Set problem: Output all lines exactly, with nothing added or dropped.

>> start Input

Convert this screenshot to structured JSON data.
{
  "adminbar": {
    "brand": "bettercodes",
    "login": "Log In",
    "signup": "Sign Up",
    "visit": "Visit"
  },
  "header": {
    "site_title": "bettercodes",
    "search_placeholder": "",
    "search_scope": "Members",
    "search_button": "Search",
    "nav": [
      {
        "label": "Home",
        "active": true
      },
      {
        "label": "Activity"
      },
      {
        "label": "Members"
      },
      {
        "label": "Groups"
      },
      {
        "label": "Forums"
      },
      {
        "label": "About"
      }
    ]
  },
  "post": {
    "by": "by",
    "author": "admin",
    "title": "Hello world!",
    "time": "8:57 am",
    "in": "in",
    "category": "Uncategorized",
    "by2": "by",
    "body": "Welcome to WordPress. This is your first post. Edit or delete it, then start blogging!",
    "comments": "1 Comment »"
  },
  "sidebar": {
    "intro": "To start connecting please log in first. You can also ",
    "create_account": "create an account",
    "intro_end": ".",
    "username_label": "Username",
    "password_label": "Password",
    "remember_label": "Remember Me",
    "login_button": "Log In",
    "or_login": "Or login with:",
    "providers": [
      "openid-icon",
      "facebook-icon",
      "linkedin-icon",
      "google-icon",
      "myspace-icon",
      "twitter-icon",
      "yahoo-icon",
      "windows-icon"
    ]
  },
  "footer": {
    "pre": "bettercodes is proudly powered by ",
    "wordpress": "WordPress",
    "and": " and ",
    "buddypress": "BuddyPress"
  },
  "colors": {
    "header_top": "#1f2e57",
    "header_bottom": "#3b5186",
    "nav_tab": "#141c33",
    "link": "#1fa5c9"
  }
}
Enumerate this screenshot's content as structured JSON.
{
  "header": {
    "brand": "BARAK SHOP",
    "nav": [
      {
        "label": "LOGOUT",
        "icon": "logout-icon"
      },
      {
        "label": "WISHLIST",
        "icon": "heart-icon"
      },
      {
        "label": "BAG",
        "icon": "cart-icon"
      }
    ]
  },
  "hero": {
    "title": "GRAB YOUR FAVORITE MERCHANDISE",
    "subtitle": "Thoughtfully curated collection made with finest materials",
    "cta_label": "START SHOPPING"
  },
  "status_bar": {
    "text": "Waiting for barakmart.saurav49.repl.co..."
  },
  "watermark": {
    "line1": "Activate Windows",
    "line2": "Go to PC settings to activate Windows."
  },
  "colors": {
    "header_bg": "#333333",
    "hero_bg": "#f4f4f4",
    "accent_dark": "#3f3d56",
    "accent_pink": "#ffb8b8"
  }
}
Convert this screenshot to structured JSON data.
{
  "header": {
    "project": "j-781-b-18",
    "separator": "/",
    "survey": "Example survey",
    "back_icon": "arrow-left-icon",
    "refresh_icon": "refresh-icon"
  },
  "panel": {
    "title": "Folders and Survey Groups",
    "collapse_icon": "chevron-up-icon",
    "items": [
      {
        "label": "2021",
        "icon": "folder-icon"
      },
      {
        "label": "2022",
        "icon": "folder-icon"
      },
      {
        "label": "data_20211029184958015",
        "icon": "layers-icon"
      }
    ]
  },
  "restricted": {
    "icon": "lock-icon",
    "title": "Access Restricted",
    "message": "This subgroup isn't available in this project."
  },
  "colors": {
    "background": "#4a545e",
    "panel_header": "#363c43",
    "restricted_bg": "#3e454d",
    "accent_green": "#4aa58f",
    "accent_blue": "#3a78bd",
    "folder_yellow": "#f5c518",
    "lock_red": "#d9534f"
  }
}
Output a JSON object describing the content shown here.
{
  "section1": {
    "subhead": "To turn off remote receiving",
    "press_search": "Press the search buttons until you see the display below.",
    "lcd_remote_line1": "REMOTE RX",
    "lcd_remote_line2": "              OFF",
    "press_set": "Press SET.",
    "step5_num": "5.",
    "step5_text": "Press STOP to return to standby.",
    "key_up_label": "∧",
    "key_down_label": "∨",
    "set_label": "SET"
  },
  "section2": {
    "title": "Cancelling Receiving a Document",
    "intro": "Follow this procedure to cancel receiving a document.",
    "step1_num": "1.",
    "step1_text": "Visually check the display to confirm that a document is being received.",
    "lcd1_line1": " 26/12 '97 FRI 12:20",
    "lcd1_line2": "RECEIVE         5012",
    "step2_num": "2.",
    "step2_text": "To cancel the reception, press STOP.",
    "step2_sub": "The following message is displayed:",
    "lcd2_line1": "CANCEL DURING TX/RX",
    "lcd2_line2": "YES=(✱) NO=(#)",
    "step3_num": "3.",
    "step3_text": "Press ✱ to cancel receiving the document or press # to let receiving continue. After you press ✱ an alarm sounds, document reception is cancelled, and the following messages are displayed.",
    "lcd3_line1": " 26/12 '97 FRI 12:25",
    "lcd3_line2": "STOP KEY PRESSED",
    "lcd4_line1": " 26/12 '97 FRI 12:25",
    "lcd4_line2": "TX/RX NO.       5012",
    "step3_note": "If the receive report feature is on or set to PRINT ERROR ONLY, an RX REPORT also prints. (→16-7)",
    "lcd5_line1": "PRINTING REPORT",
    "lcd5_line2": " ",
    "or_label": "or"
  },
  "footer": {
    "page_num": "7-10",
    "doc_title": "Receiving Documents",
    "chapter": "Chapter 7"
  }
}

>> end Input

Solution below:
Convert this screenshot to structured JSON data.
{
  "adminbar": {
    "brand": "bettercodes",
    "login": "Log In",
    "signup": "Sign Up",
    "visit": "Visit"
  },
  "header": {
    "site_title": "bettercodes",
    "search_placeholder": "",
    "search_scope": "Members",
    "search_button": "Search",
    "nav": [
      {
        "label": "Home",
        "active": true
      },
      {
        "label": "Activity"
      },
      {
        "label": "Members"
      },
      {
        "label": "Groups"
      },
      {
        "label": "Forums"
      },
      {
        "label": "About"
      }
    ]
  },
  "post": {
    "by": "by",
    "author": "admin",
    "title": "Hello world!",
    "time": "8:57 am",
    "in": "in",
    "category": "Uncategorized",
    "by2": "by",
    "body": "Welcome to WordPress. This is your first post. Edit or delete it, then start blogging!",
    "comments": "1 Comment »"
  },
  "sidebar": {
    "intro": "To start connecting please log in first. You can also ",
    "create_account": "create an account",
    "intro_end": ".",
    "username_label": "Username",
    "password_label": "Password",
    "remember_label": "Remember Me",
    "login_button": "Log In",
    "or_login": "Or login with:",
    "providers": [
      "openid-icon",
      "facebook-icon",
      "linkedin-icon",
      "google-icon",
      "myspace-icon",
      "twitter-icon",
      "yahoo-icon",
      "windows-icon"
    ]
  },
  "footer": {
    "pre": "bettercodes is proudly powered by ",
    "wordpress": "WordPress",
    "and": " and ",
    "buddypress": "BuddyPress"
  },
  "colors": {
    "header_top": "#1f2e57",
    "header_bottom": "#3b5186",
    "nav_tab": "#141c33",
    "link": "#1fa5c9"
  }
}
Enumerate this screenshot's content as structured JSON.
{
  "header": {
    "brand": "BARAK SHOP",
    "nav": [
      {
        "label": "LOGOUT",
        "icon": "logout-icon"
      },
      {
        "label": "WISHLIST",
        "icon": "heart-icon"
      },
      {
        "label": "BAG",
        "icon": "cart-icon"
      }
    ]
  },
  "hero": {
    "title": "GRAB YOUR FAVORITE MERCHANDISE",
    "subtitle": "Thoughtfully curated collection made with finest materials",
    "cta_label": "START SHOPPING"
  },
  "status_bar": {
    "text": "Waiting for barakmart.saurav49.repl.co..."
  },
  "watermark": {
    "line1": "Activate Windows",
    "line2": "Go to PC settings to activate Windows."
  },
  "colors": {
    "header_bg": "#333333",
    "hero_bg": "#f4f4f4",
    "accent_dark": "#3f3d56",
    "accent_pink": "#ffb8b8"
  }
}
Convert this screenshot to structured JSON data.
{
  "header": {
    "project": "j-781-b-18",
    "separator": "/",
    "survey": "Example survey",
    "back_icon": "arrow-left-icon",
    "refresh_icon": "refresh-icon"
  },
  "panel": {
    "title": "Folders and Survey Groups",
    "collapse_icon": "chevron-up-icon",
    "items": [
      {
        "label": "2021",
        "icon": "folder-icon"
      },
      {
        "label": "2022",
        "icon": "folder-icon"
      },
      {
        "label": "data_20211029184958015",
        "icon": "layers-icon"
      }
    ]
  },
  "restricted": {
    "icon": "lock-icon",
    "title": "Access Restricted",
    "message": "This subgroup isn't available in this project."
  },
  "colors": {
    "background": "#4a545e",
    "panel_header": "#363c43",
    "restricted_bg": "#3e454d",
    "accent_green": "#4aa58f",
    "accent_blue": "#3a78bd",
    "folder_yellow": "#f5c518",
    "lock_red": "#d9534f"
  }
}
Output a JSON object describing the content shown here.
{
  "section1": {
    "subhead": "To turn off remote receiving",
    "press_search": "Press the search buttons until you see the display below.",
    "lcd_remote_line1": "REMOTE RX",
    "lcd_remote_line2": "              OFF",
    "press_set": "Press SET.",
    "step5_num": "5.",
    "step5_text": "Press STOP to return to standby.",
    "key_up_label": "∧",
    "key_down_label": "∨",
    "set_label": "SET"
  },
  "section2": {
    "title": "Cancelling Receiving a Document",
    "intro": "Follow this procedure to cancel receiving a document.",
    "step1_num": "1.",
    "step1_text": "Visually check the display to confirm that a document is being received.",
    "lcd1_line1": " 26/12 '97 FRI 12:20",
    "lcd1_line2": "RECEIVE         5012",
    "step2_num": "2.",
    "step2_text": "To cancel the reception, press STOP.",
    "step2_sub": "The following message is displayed:",
    "lcd2_line1": "CANCEL DURING TX/RX",
    "lcd2_line2": "YES=(✱) NO=(#)",
    "step3_num": "3.",
    "step3_text": "Press ✱ to cancel receiving the document or press # to let receiving continue. After you press ✱ an alarm sounds, document reception is cancelled, and the following messages are displayed.",
    "lcd3_line1": " 26/12 '97 FRI 12:25",
    "lcd3_line2": "STOP KEY PRESSED",
    "lcd4_line1": " 26/12 '97 FRI 12:25",
    "lcd4_line2": "TX/RX NO.       5012",
    "step3_note": "If the receive report feature is on or set to PRINT ERROR ONLY, an RX REPORT also prints. (→16-7)",
    "lcd5_line1": "PRINTING REPORT",
    "lcd5_line2": " ",
    "or_label": "or"
  },
  "footer": {
    "page_num": "7-10",
    "doc_title": "Receiving Documents",
    "chapter": "Chapter 7"
  }
}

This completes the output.